__Texto del ejercicio__

Si hay exceso de bienales, ello puede ser porque hay falta excesiva de otra cosa, que la existencia de una bienal termina por nombrar de modo elusivo y sutil. Me parece que esa es la condición que he descubierto en la existencia y en la gestión discursiva de las bienales que he señalado. Justamente, porque una bienal, bajo estas condiciones, se revela como un lugar de memoria del arte, pero sobre todo, como un espacio de inventario de la producción artística en un momento determinado del desarrollo de una escena, sin dejar de proyectarla a un tipo de intervención espectacularizante que introduce un nuevo género en los formatos de la industria cultural, comprometiendo la imagen corporativa de una ciudad y de un país.

NOTAS
1 Al respecto, me resulta particularmente esclarecedor el capítulo que Andrea Giunta ha destinado a analizar el caso de la Bienal Americana del Arte (Kaiser), que se realiza en tres ocasiones en la ciudad de Córdoba, Argentina, en la segunda mitad de los años 60´s.

__Consigna 1__
Reproduce sin cambios el fragmento del texto sobre las bienales que empieza en las palabras "Si hay exceso" y termina después de "de un país.".
__Consigna 2__
Indica si cada afirmación concuerda con el texto sobre las bienales, respondiendo sí o no y citando literalmente las palabras del texto que lo deciden.
(a) Una bienal se revela como un espacio de inventario de la producción artística.
(b) La Bienal Americana del Arte se realizó en la ciudad de Buenos Aires.
(c) La Bienal Americana del Arte tuvo lugar en la primera mitad de los años sesenta.
__Consigna 3__
Responde brevemente, a partir del texto sobre las bienales:
(a) ¿Qué compromete la intervención espectacularizante?
(b) ¿Quién dedicó un capítulo a analizar el caso de la Bienal Americana del Arte?
(c) ¿En cuántas ocasiones se realizó esa bienal?
Las entradas no hacen falta para resolver nada de lo que aquí se pide.

__Extracto de datos__
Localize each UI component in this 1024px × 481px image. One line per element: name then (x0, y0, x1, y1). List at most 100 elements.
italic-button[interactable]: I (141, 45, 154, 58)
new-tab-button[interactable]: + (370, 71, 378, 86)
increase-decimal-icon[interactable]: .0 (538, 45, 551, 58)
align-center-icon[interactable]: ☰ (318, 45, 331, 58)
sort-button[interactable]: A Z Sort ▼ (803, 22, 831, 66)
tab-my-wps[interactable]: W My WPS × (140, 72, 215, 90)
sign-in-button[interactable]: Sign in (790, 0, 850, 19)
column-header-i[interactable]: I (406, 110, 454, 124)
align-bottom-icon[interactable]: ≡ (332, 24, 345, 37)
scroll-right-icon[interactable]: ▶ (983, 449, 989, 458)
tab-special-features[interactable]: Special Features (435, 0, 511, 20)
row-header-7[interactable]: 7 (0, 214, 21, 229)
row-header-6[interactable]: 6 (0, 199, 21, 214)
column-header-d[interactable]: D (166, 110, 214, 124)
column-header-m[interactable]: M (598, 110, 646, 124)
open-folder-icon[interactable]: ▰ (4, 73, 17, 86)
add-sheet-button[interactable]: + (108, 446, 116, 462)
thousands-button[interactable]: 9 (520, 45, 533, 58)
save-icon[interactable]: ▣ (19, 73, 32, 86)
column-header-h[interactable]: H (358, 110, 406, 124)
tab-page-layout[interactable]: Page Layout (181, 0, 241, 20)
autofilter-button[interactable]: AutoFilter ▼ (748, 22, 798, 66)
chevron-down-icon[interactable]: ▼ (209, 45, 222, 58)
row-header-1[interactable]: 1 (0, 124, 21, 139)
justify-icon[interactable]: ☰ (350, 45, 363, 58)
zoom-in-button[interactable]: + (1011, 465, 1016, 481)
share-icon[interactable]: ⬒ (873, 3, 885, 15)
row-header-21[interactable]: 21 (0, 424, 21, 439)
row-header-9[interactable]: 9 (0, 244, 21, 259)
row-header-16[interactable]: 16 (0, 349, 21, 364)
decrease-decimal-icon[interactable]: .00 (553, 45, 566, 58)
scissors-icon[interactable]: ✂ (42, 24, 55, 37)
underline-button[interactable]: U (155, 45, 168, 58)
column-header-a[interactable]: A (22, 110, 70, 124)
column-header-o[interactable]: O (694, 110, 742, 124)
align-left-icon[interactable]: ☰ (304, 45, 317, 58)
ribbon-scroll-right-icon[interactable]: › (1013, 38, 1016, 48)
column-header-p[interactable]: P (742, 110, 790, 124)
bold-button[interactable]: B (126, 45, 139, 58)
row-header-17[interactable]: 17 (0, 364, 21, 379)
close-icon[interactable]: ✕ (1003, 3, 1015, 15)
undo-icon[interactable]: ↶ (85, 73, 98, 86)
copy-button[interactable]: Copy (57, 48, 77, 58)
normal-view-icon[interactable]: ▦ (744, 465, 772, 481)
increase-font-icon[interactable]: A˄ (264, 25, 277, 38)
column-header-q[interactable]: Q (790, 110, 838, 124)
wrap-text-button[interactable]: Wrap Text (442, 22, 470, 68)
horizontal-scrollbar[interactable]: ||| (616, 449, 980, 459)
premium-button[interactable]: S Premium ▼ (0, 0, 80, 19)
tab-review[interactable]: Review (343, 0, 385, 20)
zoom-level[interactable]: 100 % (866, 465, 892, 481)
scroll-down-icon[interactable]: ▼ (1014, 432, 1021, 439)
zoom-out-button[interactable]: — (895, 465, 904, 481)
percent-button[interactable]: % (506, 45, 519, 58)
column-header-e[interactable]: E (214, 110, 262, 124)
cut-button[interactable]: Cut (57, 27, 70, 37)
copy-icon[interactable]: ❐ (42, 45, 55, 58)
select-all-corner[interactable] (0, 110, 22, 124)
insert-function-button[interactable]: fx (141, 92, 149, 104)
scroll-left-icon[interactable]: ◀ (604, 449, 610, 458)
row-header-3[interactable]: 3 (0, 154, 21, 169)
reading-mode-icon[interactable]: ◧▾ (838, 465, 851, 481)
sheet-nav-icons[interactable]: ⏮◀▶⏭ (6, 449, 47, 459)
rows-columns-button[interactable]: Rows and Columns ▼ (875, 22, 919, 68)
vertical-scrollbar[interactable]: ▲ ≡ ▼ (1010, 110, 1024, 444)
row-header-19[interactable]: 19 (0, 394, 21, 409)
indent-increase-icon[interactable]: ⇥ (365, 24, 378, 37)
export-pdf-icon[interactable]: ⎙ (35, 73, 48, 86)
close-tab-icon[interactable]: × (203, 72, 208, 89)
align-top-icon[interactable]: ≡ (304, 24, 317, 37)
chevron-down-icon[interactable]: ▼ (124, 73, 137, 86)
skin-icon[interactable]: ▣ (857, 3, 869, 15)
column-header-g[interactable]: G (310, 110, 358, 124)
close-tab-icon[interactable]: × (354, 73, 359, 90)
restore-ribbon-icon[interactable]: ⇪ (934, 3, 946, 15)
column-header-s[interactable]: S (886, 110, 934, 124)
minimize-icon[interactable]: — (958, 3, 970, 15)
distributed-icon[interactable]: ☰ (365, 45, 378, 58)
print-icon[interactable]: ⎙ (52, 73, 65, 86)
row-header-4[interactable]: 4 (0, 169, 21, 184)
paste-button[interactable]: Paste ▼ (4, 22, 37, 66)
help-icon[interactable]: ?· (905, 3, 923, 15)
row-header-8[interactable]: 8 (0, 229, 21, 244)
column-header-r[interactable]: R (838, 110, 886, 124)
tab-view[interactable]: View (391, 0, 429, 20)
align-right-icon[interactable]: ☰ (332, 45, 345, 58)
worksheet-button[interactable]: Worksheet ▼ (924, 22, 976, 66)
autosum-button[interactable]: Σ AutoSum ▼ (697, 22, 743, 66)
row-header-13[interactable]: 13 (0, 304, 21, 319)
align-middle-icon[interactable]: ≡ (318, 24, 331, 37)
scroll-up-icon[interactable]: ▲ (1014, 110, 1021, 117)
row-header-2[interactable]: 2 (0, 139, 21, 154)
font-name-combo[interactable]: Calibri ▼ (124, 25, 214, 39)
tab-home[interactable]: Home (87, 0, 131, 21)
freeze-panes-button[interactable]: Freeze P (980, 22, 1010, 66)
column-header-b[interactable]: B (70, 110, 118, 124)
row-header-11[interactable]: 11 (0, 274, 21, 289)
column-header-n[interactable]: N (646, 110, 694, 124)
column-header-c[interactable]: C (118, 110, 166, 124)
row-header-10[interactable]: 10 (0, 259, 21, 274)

__Respuesta esperada 1__
Si hay exceso de bienales, ello puede ser porque hay falta excesiva de otra cosa, que la existencia de una bienal termina por nombrar de modo elusivo y sutil. Me parece que esa es la condición que he descubierto en la existencia y en la gestión discursiva de las bienales que he señalado. Justamente, porque una bienal, bajo estas condiciones, se revela como un lugar de memoria del arte, pero sobre todo, como un espacio de inventario de la producción artística en un momento determinado del desarrollo de una escena, sin dejar de proyectarla a un tipo de intervención espectacularizante que introduce un nuevo género en los formatos de la industria cultural, comprometiendo la imagen corporativa de una ciudad y de un país.

__Respuesta esperada 2__
(a) Sí: "como un espacio de inventario de la producción artística en un momento determinado del desarrollo de una escena".
(b) No: "se realiza en tres ocasiones en la ciudad de Córdoba, Argentina".
(c) No: "en la segunda mitad de los años 60´s".

__Respuesta esperada 3__
(a) La imagen corporativa de una ciudad y de un país.
(b) Andrea Giunta.
(c) En tres ocasiones.